SUPPLIED RECORDS —
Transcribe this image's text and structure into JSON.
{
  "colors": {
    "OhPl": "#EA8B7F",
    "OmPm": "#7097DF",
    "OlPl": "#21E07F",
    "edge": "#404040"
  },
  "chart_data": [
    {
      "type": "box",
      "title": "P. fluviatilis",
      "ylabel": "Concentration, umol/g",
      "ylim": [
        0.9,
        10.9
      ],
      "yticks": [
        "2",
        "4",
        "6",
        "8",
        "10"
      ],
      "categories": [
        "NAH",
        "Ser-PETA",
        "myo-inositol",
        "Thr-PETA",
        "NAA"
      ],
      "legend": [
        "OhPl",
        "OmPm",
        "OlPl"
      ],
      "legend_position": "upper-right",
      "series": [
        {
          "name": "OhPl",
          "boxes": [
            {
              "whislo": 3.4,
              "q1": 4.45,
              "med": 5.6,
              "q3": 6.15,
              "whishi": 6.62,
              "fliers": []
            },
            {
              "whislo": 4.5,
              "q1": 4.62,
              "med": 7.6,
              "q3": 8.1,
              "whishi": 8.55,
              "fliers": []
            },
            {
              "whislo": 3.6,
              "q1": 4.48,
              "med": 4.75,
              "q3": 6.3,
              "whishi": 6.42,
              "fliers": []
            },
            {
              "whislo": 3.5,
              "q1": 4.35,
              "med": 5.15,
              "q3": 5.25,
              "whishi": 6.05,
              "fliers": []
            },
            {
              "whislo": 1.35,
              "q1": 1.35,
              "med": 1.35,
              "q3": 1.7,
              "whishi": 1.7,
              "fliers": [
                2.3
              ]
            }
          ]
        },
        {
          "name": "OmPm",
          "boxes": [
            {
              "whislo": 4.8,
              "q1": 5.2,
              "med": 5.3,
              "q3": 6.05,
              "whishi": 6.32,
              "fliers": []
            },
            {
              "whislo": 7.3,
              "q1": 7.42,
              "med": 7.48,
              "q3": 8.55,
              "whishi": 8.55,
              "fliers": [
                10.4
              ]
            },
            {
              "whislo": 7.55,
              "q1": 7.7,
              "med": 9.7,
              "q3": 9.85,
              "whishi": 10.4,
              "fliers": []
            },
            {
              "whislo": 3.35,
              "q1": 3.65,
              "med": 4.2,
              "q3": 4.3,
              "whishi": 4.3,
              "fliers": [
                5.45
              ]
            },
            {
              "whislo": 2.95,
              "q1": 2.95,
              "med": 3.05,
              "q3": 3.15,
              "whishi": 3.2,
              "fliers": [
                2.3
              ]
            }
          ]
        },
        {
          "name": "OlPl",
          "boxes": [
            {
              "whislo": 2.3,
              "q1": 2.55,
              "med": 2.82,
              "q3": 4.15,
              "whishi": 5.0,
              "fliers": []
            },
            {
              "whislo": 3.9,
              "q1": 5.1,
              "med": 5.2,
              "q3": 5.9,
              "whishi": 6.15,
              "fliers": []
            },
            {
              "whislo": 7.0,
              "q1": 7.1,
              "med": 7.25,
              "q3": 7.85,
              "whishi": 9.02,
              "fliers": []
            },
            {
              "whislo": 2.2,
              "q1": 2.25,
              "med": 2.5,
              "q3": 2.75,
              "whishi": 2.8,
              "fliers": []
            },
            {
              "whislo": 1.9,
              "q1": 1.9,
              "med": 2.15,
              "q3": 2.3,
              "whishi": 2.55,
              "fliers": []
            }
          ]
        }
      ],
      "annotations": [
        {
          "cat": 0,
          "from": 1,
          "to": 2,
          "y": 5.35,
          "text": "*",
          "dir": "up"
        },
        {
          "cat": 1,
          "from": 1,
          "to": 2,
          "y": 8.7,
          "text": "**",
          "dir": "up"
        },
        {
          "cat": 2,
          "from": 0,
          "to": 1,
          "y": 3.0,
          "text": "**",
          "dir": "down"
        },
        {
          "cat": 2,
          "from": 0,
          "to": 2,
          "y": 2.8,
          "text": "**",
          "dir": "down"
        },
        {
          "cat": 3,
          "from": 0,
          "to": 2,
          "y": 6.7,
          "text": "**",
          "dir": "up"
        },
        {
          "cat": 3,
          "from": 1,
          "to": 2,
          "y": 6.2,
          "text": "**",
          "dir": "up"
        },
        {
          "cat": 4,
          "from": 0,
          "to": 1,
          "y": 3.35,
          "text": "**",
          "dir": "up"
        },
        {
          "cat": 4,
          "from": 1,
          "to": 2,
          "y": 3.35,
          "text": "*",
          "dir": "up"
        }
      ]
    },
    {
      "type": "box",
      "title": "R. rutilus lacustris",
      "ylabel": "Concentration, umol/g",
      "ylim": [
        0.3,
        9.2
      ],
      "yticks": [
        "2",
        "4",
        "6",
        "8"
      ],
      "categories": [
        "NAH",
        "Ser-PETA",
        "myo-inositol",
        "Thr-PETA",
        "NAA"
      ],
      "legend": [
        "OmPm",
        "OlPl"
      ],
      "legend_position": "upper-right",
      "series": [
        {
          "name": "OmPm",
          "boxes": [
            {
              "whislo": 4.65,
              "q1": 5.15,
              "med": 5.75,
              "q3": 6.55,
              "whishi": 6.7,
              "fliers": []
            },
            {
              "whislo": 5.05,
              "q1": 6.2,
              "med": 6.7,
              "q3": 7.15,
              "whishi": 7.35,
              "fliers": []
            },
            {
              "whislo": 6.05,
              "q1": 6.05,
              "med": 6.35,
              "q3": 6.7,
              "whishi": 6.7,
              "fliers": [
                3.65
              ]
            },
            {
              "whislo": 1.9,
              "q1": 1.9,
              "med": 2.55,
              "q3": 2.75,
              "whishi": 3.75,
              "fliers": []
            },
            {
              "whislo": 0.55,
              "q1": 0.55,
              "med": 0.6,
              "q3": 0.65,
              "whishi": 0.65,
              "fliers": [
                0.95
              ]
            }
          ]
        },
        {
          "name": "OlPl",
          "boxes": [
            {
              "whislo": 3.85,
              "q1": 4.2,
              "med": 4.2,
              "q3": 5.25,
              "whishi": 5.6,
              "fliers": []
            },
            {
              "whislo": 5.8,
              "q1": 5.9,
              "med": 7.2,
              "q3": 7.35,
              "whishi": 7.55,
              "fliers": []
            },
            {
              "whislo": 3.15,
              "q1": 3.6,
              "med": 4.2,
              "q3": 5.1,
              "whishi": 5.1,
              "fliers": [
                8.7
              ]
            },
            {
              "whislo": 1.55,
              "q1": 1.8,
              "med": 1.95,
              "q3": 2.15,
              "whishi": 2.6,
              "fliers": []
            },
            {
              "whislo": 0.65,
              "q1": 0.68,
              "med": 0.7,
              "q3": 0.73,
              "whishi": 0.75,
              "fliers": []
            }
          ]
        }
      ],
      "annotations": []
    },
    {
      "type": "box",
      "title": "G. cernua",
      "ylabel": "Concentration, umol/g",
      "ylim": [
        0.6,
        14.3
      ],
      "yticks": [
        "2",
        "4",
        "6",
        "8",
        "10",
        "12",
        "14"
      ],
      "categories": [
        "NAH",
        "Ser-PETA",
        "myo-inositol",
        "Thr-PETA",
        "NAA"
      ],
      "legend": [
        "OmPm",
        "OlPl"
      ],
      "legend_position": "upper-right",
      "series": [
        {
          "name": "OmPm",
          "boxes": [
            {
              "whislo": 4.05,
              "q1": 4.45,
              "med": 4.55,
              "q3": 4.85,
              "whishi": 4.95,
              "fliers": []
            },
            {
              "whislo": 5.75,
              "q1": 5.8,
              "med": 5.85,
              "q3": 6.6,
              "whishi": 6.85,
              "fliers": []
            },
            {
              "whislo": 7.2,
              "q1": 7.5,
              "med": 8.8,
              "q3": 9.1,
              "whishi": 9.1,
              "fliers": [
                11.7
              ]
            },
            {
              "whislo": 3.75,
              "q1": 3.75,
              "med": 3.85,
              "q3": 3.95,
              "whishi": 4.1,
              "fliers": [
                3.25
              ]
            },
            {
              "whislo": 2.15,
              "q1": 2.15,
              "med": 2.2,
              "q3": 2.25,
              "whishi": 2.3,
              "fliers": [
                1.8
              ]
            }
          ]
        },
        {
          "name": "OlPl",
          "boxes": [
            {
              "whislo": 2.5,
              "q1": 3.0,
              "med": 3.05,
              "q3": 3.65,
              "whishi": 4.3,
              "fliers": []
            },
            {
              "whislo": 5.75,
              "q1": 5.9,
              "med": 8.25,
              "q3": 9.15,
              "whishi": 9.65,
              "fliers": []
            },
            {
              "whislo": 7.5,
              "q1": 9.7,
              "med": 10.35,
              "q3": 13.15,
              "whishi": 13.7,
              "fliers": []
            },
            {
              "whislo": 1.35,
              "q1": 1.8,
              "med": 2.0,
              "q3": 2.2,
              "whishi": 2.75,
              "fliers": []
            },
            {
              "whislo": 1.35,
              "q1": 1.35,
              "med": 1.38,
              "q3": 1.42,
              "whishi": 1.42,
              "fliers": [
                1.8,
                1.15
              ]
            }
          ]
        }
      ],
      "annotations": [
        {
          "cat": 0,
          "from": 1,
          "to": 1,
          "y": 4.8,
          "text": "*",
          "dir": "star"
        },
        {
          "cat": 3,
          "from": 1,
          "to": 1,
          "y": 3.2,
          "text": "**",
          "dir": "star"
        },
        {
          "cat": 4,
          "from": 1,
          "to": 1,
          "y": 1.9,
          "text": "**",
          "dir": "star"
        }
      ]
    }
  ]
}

EXERCISE OBJECTIVE —
Collect each line above holding the string "title".

WRITTEN RESPONSE —
      "title": "P. fluviatilis",
      "title": "R. rutilus lacustris",
      "title": "G. cernua",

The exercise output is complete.